## [GIVEN REQUEST]
From the entries below, copy every line that holds the word "армии".

## [EXERCISE MATERIAL]
====

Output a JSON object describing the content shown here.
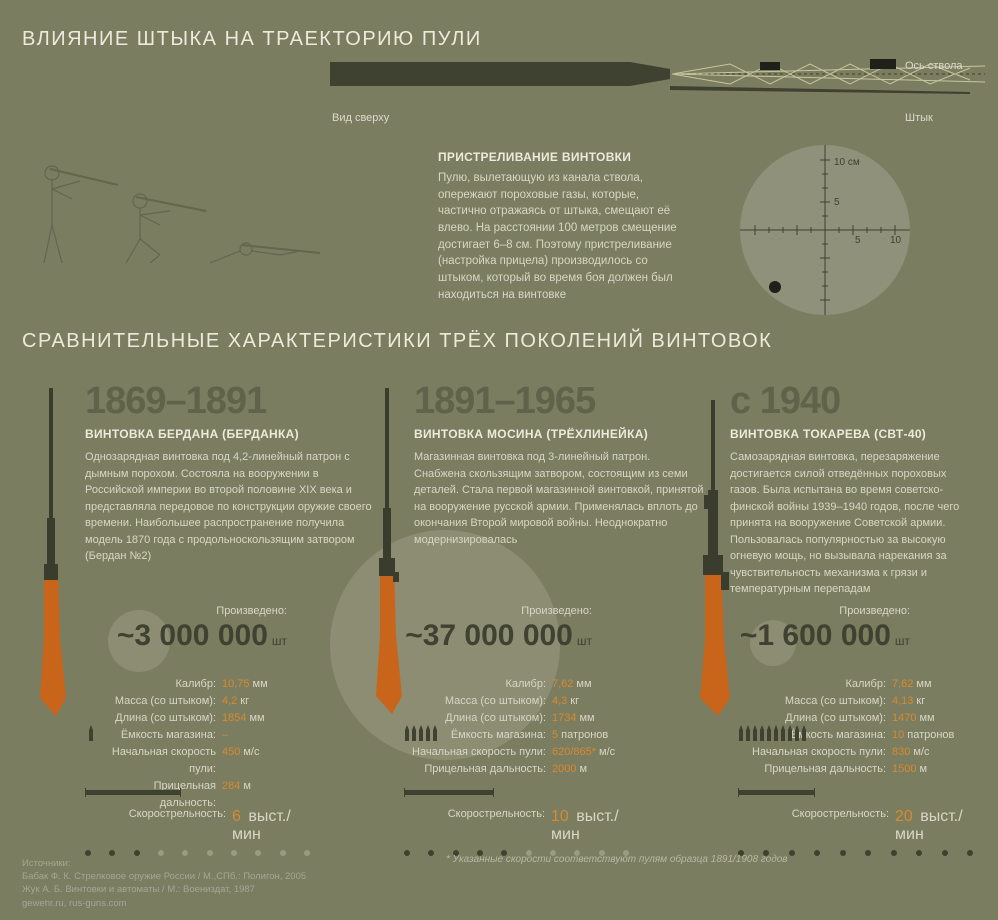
{
  "top": {
    "title": "ВЛИЯНИЕ ШТЫКА НА ТРАЕКТОРИЮ ПУЛИ",
    "view_label": "Вид сверху",
    "axis_label": "Ось ствола",
    "bayonet_label": "Штык",
    "sighting_title": "ПРИСТРЕЛИВАНИЕ ВИНТОВКИ",
    "sighting_text": "Пулю, вылетающую из канала ствола, опережают пороховые газы, которые, частично отражаясь от штыка, смещают её влево. На расстоянии 100 метров смещение достигает 6–8 см. Поэтому пристреливание (настройка прицела) производилось со штыком, который во время боя должен был находиться на винтовке",
    "reticle": {
      "top_label": "10 см",
      "tick_labels": [
        "5",
        "5",
        "10"
      ],
      "bg": "#8f917a",
      "tick_color": "#3f4131"
    },
    "barrel_color": "#3f4131",
    "ray_color": "#e8e6b8"
  },
  "compare_title": "СРАВНИТЕЛЬНЫЕ ХАРАКТЕРИСТИКИ ТРЁХ ПОКОЛЕНИЙ ВИНТОВОК",
  "rifles": [
    {
      "years": "1869–1891",
      "name": "ВИНТОВКА БЕРДАНА (БЕРДАНКА)",
      "desc": "Однозарядная винтовка под 4,2-линейный патрон с дымным порохом. Состояла на вооружении в Российской империи во второй половине XIX века и представляла передовое по конструкции оружие своего времени. Наибольшее распространение получила модель 1870 года с продольноскользящим затвором (Бердан №2)",
      "produced_label": "Произведено:",
      "produced_value": "~3 000 000",
      "produced_unit": "шт",
      "circle_d": 62,
      "specs": [
        {
          "label": "Калибр:",
          "val": "10,75",
          "unit": "мм"
        },
        {
          "label": "Масса (со штыком):",
          "val": "4,2",
          "unit": "кг"
        },
        {
          "label": "Длина (со штыком):",
          "val": "1854",
          "unit": "мм"
        },
        {
          "label": "Ёмкость магазина:",
          "val": "–",
          "unit": ""
        },
        {
          "label": "Начальная скорость пули:",
          "val": "450",
          "unit": "м/с"
        },
        {
          "label": "Прицельная дальность:",
          "val": "284",
          "unit": "м"
        }
      ],
      "rate_label": "Скорострельность:",
      "rate_val": "6",
      "rate_unit": "выст./мин",
      "rate_dots_filled": 3,
      "rate_dots_total": 10,
      "cartridges": 1,
      "stock_color": "#c9641b",
      "metal_color": "#3a3c2e"
    },
    {
      "years": "1891–1965",
      "name": "ВИНТОВКА МОСИНА (ТРЁХЛИНЕЙКА)",
      "desc": "Магазинная винтовка под 3-линейный патрон. Снабжена скользящим затвором, состоящим из семи деталей. Стала первой магазинной винтовкой, принятой на вооружение русской армии. Применялась вплоть до окончания Второй мировой войны. Неоднократно модернизировалась",
      "produced_label": "Произведено:",
      "produced_value": "~37 000 000",
      "produced_unit": "шт",
      "circle_d": 230,
      "specs": [
        {
          "label": "Калибр:",
          "val": "7,62",
          "unit": "мм"
        },
        {
          "label": "Масса (со штыком):",
          "val": "4,3",
          "unit": "кг"
        },
        {
          "label": "Длина (со штыком):",
          "val": "1734",
          "unit": "мм"
        },
        {
          "label": "Ёмкость магазина:",
          "val": "5",
          "unit": "патронов"
        },
        {
          "label": "Начальная скорость пули:",
          "val": "620/865*",
          "unit": "м/с"
        },
        {
          "label": "Прицельная дальность:",
          "val": "2000",
          "unit": "м"
        }
      ],
      "rate_label": "Скорострельность:",
      "rate_val": "10",
      "rate_unit": "выст./мин",
      "rate_dots_filled": 5,
      "rate_dots_total": 10,
      "cartridges": 5,
      "stock_color": "#c9641b",
      "metal_color": "#3a3c2e"
    },
    {
      "years": "с 1940",
      "name": "ВИНТОВКА ТОКАРЕВА (СВТ-40)",
      "desc": "Самозарядная винтовка, перезаряжение достигается силой отведённых пороховых газов. Была испытана во время советско-финской войны 1939–1940 годов, после чего принята на вооружение Советской армии. Пользовалась популярностью за высокую огневую мощь, но вызывала нарекания за чувствительность механизма к грязи и температурным перепадам",
      "produced_label": "Произведено:",
      "produced_value": "~1 600 000",
      "produced_unit": "шт",
      "circle_d": 46,
      "specs": [
        {
          "label": "Калибр:",
          "val": "7,62",
          "unit": "мм"
        },
        {
          "label": "Масса (со штыком):",
          "val": "4,13",
          "unit": "кг"
        },
        {
          "label": "Длина (со штыком):",
          "val": "1470",
          "unit": "мм"
        },
        {
          "label": "Ёмкость магазина:",
          "val": "10",
          "unit": "патронов"
        },
        {
          "label": "Начальная скорость пули:",
          "val": "830",
          "unit": "м/с"
        },
        {
          "label": "Прицельная дальность:",
          "val": "1500",
          "unit": "м"
        }
      ],
      "rate_label": "Скорострельность:",
      "rate_val": "20",
      "rate_unit": "выст./мин",
      "rate_dots_filled": 10,
      "rate_dots_total": 10,
      "cartridges": 10,
      "stock_color": "#c9641b",
      "metal_color": "#3a3c2e"
    }
  ],
  "footnote": "* Указанные скорости соответствуют пулям образца 1891/1908 годов",
  "sources_title": "Источники:",
  "sources": [
    "Бабак Ф. К. Стрелковое оружие России / М.,СПб.: Полигон, 2005",
    "Жук А. Б. Винтовки и автоматы / М.: Воениздат, 1987",
    "gewehr.ru, rus-guns.com"
  ],
  "colors": {
    "bg": "#7a7d60",
    "heading": "#eceadb",
    "year": "#606349",
    "accent": "#d98a2f",
    "dark": "#3f4131",
    "circle": "#9a9b83"
  }
}
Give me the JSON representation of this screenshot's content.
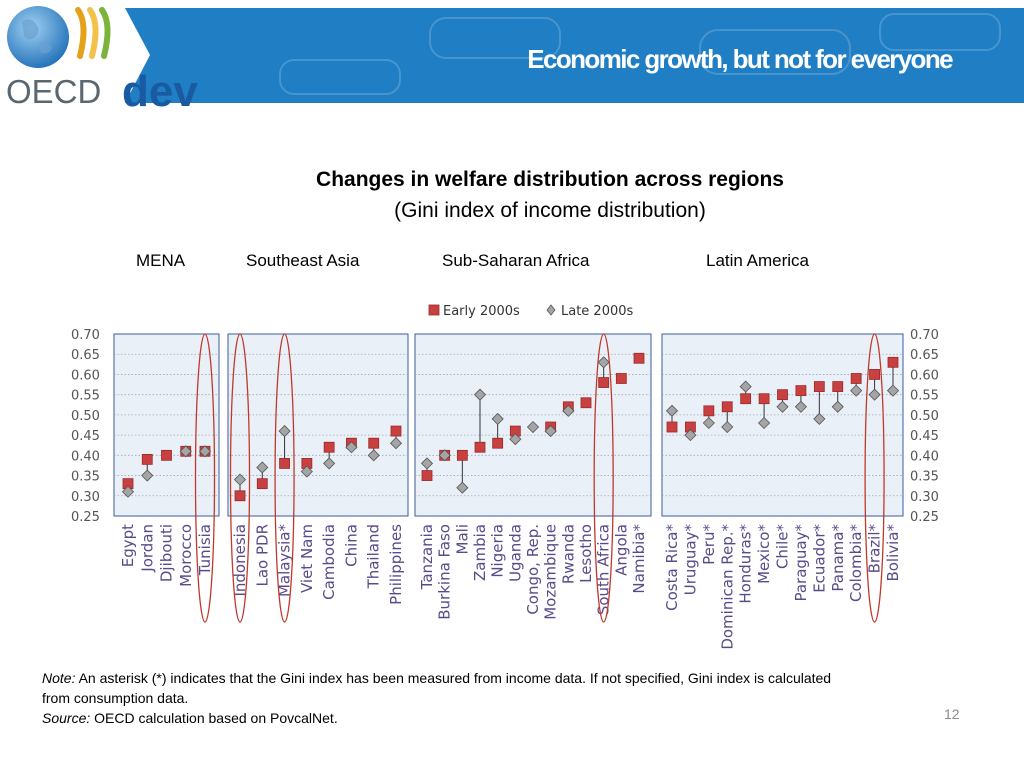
{
  "header": {
    "title": "Economic growth, but not for everyone",
    "logo_text_oecd": "OECD",
    "logo_text_dev": "dev"
  },
  "colors": {
    "banner": "#1f7ec4",
    "early_marker": "#c8403f",
    "late_marker": "#a5a5a5",
    "highlight_oval": "#c0392b",
    "panel_bg": "#eaf0f8",
    "panel_border": "#3b5d96"
  },
  "chart_data": {
    "type": "scatter",
    "title": "Changes in welfare distribution across regions",
    "subtitle": "(Gini index of income distribution)",
    "legend": [
      "Early 2000s",
      "Late 2000s"
    ],
    "ylim": [
      0.25,
      0.7
    ],
    "y_ticks": [
      "0.70",
      "0.65",
      "0.60",
      "0.55",
      "0.50",
      "0.45",
      "0.40",
      "0.35",
      "0.30",
      "0.25"
    ],
    "panels": [
      {
        "region": "MENA",
        "countries": [
          "Egypt",
          "Jordan",
          "Djibouti",
          "Morocco",
          "Tunisia"
        ],
        "early": [
          0.33,
          0.39,
          0.4,
          0.41,
          0.41
        ],
        "late": [
          0.31,
          0.35,
          null,
          0.41,
          0.41
        ],
        "highlighted": [
          "Tunisia"
        ]
      },
      {
        "region": "Southeast Asia",
        "countries": [
          "Indonesia",
          "Lao PDR",
          "Malaysia*",
          "Viet Nam",
          "Cambodia",
          "China",
          "Thailand",
          "Philippines"
        ],
        "early": [
          0.3,
          0.33,
          0.38,
          0.38,
          0.42,
          0.43,
          0.43,
          0.46
        ],
        "late": [
          0.34,
          0.37,
          0.46,
          0.36,
          0.38,
          0.42,
          0.4,
          0.43
        ],
        "highlighted": [
          "Indonesia",
          "Malaysia*"
        ]
      },
      {
        "region": "Sub-Saharan Africa",
        "countries": [
          "Tanzania",
          "Burkina Faso",
          "Mali",
          "Zambia",
          "Nigeria",
          "Uganda",
          "Congo, Rep.",
          "Mozambique",
          "Rwanda",
          "Lesotho",
          "South Africa",
          "Angola",
          "Namibia*"
        ],
        "early": [
          0.35,
          0.4,
          0.4,
          0.42,
          0.43,
          0.46,
          null,
          0.47,
          0.52,
          0.53,
          0.58,
          0.59,
          0.64
        ],
        "late": [
          0.38,
          0.4,
          0.32,
          0.55,
          0.49,
          0.44,
          0.47,
          0.46,
          0.51,
          null,
          0.63,
          null,
          null
        ],
        "highlighted": [
          "South Africa"
        ]
      },
      {
        "region": "Latin America",
        "countries": [
          "Costa Rica*",
          "Uruguay*",
          "Peru*",
          "Dominican Rep.*",
          "Honduras*",
          "Mexico*",
          "Chile*",
          "Paraguay*",
          "Ecuador*",
          "Panama*",
          "Colombia*",
          "Brazil*",
          "Bolivia*"
        ],
        "early": [
          0.47,
          0.47,
          0.51,
          0.52,
          0.54,
          0.54,
          0.55,
          0.56,
          0.57,
          0.57,
          0.59,
          0.6,
          0.63
        ],
        "late": [
          0.51,
          0.45,
          0.48,
          0.47,
          0.57,
          0.48,
          0.52,
          0.52,
          0.49,
          0.52,
          0.56,
          0.55,
          0.56
        ],
        "highlighted": [
          "Brazil*"
        ]
      }
    ]
  },
  "note": {
    "note_label": "Note:",
    "note_text": " An asterisk (*) indicates that the Gini index has been measured from income data. If not specified, Gini index is calculated from consumption data.",
    "source_label": "Source:",
    "source_text": " OECD calculation based on PovcalNet."
  },
  "page_number": "12"
}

====

## [CORRECT RESPONSE]
      "desc": "Магазинная винтовка под 3-линейный патрон. Снабжена скользящим затвором, состоящим из семи деталей. Стала первой магазинной винтовкой, принятой на вооружение русской армии. Применялась вплоть до окончания Второй мировой войны. Неоднократно модернизировалась",
      "desc": "Самозарядная винтовка, перезаряжение достигается силой отведённых пороховых газов. Была испытана во время советско-финской войны 1939–1940 годов, после чего принята на вооружение Советской армии. Пользовалась популярностью за высокую огневую мощь, но вызывала нарекания за чувствительность механизма к грязи и температурным перепадам",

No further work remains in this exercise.